■ What you will do
The required output is a single number: how many lines of the material contain the string "this".

■ Data extract

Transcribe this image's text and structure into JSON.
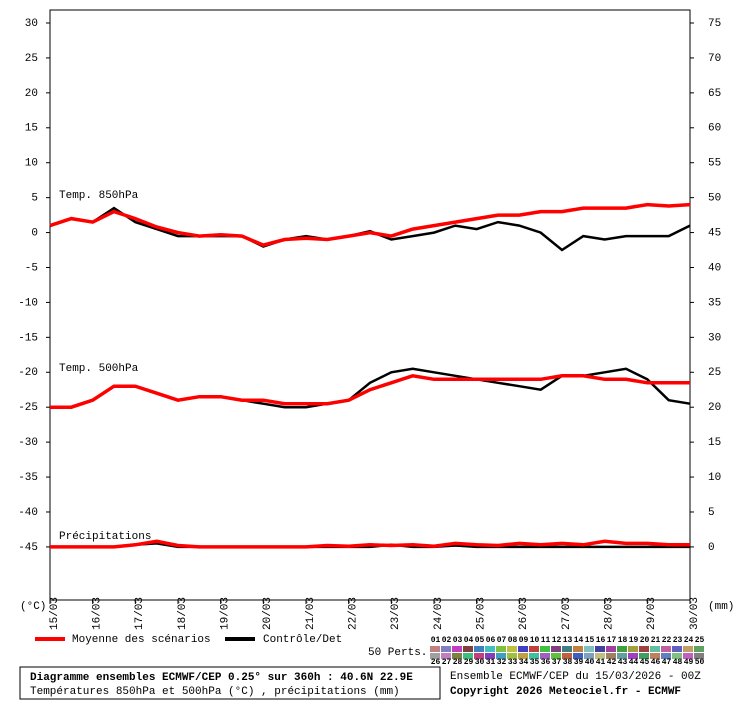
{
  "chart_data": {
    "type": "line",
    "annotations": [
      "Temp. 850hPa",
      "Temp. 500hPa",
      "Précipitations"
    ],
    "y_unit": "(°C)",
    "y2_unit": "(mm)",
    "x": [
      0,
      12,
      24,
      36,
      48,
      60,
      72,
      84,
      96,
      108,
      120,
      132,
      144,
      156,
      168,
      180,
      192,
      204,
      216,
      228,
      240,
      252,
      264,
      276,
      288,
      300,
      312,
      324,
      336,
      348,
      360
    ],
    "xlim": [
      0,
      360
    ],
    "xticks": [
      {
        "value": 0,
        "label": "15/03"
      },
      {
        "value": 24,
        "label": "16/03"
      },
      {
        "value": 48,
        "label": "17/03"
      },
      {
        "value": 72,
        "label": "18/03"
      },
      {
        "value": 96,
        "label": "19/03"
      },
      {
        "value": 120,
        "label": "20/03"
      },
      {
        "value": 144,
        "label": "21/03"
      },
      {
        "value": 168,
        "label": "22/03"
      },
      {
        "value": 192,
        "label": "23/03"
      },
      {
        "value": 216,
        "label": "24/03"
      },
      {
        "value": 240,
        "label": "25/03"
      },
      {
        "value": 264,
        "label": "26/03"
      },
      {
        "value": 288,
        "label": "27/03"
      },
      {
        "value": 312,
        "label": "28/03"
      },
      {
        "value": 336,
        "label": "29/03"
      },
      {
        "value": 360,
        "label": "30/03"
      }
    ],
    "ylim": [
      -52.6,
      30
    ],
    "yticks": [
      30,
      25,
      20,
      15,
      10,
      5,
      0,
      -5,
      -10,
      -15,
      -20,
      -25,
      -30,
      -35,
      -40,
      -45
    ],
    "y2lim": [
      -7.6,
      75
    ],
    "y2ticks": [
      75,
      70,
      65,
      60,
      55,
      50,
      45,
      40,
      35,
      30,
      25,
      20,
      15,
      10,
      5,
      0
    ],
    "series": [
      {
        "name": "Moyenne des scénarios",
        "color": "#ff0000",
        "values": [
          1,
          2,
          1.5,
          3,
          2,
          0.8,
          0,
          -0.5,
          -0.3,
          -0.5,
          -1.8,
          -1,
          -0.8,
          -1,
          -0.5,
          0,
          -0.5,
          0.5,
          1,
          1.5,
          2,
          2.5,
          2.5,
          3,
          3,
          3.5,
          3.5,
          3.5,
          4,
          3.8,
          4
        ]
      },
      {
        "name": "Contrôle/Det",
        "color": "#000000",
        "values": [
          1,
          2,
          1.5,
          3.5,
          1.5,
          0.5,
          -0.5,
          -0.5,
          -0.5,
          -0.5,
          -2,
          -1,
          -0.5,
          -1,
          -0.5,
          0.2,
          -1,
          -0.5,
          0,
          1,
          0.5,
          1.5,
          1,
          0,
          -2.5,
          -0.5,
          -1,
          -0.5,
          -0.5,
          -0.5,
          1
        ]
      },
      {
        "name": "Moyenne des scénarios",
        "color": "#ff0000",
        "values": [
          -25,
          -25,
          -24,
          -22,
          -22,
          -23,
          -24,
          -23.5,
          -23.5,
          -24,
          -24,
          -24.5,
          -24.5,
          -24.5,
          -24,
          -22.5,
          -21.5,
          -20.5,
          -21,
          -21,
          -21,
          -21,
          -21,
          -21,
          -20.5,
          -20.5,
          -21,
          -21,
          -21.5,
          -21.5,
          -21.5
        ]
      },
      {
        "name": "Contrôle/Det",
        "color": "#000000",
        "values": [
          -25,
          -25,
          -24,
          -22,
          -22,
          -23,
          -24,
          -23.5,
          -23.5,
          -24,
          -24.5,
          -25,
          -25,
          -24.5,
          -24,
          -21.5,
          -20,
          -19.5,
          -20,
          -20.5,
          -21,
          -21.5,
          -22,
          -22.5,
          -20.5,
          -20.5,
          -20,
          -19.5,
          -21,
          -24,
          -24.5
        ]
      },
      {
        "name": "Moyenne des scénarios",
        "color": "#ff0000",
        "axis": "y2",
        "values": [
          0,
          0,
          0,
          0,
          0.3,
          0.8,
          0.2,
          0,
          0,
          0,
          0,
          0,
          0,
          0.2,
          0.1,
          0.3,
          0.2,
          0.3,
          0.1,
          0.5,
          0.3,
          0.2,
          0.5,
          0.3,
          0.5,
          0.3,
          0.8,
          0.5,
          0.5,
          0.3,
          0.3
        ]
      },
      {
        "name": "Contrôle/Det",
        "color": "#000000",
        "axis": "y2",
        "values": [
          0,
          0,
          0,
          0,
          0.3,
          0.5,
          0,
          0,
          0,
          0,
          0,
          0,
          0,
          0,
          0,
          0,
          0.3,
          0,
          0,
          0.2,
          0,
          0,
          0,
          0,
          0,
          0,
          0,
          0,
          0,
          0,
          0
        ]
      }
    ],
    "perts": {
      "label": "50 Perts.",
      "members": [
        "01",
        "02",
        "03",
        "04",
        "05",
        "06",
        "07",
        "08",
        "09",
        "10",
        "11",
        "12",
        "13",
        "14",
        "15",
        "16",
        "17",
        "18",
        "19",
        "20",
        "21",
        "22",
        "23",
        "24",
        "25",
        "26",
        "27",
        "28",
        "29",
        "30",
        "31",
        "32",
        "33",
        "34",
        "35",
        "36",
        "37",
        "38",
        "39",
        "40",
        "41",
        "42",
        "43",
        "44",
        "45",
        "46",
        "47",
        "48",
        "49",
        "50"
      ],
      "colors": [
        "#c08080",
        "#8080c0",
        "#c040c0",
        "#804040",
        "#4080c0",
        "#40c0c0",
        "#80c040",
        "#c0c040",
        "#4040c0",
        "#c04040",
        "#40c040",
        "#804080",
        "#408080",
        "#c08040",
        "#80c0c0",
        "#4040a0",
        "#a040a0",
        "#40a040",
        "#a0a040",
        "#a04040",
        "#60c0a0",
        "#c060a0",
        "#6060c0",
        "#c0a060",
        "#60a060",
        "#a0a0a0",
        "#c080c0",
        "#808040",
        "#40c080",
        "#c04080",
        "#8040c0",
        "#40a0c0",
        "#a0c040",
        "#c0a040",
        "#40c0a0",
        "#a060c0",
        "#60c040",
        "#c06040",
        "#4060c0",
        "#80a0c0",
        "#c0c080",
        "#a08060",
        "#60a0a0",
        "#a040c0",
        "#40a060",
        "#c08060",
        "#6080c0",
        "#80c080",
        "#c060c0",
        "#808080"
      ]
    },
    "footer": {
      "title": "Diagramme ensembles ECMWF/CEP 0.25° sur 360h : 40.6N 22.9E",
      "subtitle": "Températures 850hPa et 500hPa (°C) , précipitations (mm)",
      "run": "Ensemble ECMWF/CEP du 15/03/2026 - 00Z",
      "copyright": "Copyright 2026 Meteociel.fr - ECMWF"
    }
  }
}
==
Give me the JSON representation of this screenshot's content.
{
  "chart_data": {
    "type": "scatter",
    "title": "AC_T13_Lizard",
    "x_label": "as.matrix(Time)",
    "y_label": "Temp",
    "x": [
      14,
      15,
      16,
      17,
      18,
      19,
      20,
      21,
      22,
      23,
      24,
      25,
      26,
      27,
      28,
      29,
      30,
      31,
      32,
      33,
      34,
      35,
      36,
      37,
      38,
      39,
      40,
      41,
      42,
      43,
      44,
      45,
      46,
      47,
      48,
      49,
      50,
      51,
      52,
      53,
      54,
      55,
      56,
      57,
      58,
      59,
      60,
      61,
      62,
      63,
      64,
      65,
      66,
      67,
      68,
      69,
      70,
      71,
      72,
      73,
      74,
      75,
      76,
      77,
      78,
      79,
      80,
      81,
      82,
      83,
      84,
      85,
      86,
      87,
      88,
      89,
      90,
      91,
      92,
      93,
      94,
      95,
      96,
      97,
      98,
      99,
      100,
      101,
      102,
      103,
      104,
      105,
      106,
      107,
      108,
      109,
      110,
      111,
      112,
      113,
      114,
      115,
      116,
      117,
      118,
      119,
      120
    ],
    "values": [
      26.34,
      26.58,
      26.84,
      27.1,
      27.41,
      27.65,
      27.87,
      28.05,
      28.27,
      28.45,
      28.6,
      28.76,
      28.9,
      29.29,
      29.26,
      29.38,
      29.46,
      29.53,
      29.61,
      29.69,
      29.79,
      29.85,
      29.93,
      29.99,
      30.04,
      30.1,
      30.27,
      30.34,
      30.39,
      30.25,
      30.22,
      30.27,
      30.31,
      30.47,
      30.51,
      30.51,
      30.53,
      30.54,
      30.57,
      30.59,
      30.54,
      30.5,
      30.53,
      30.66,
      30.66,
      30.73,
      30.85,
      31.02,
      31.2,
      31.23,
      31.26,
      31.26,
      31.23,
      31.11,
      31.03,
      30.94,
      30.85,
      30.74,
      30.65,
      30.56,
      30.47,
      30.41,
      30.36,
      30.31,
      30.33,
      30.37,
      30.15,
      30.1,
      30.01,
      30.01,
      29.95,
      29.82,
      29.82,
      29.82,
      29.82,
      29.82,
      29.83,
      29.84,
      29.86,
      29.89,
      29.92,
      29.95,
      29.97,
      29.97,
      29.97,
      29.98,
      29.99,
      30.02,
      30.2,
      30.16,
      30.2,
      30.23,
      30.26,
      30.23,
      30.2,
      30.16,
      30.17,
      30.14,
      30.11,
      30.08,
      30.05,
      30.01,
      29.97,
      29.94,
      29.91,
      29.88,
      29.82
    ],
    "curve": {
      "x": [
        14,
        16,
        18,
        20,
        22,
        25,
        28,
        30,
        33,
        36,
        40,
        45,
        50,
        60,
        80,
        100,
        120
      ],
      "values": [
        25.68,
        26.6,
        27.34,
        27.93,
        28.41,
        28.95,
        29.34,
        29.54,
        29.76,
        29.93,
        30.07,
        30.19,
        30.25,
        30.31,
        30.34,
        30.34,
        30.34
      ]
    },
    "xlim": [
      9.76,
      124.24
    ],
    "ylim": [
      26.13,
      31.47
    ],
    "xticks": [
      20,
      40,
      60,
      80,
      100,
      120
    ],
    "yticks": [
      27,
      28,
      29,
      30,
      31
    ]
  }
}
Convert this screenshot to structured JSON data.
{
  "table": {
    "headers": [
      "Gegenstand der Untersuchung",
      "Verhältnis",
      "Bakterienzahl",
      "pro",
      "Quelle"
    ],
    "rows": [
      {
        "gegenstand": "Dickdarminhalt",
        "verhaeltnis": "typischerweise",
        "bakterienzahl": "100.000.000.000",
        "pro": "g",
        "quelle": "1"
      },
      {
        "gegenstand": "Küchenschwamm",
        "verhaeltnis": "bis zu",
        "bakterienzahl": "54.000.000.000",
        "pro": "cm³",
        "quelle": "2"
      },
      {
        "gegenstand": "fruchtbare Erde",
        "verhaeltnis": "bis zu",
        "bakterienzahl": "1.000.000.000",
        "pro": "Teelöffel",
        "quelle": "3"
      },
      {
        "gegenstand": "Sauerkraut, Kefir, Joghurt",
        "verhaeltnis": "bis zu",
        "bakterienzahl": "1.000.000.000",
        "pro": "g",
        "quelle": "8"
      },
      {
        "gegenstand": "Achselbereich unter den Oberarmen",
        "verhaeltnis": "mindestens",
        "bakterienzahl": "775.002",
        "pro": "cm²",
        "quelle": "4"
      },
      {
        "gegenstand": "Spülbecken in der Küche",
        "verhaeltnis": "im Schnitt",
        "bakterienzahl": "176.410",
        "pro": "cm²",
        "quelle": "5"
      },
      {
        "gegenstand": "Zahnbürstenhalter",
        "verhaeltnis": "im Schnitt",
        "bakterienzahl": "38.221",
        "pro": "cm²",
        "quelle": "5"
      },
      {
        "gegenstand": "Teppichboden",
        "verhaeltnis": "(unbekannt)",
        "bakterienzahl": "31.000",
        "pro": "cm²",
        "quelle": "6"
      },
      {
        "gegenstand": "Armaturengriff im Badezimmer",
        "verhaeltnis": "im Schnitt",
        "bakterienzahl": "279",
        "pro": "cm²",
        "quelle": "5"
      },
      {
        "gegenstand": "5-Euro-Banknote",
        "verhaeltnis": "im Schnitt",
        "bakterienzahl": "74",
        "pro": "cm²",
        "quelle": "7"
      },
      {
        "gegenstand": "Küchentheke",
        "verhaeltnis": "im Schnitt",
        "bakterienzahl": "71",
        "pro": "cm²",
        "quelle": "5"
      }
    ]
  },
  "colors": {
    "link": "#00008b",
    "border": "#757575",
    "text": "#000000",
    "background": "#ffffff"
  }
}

■ Completed exercise
3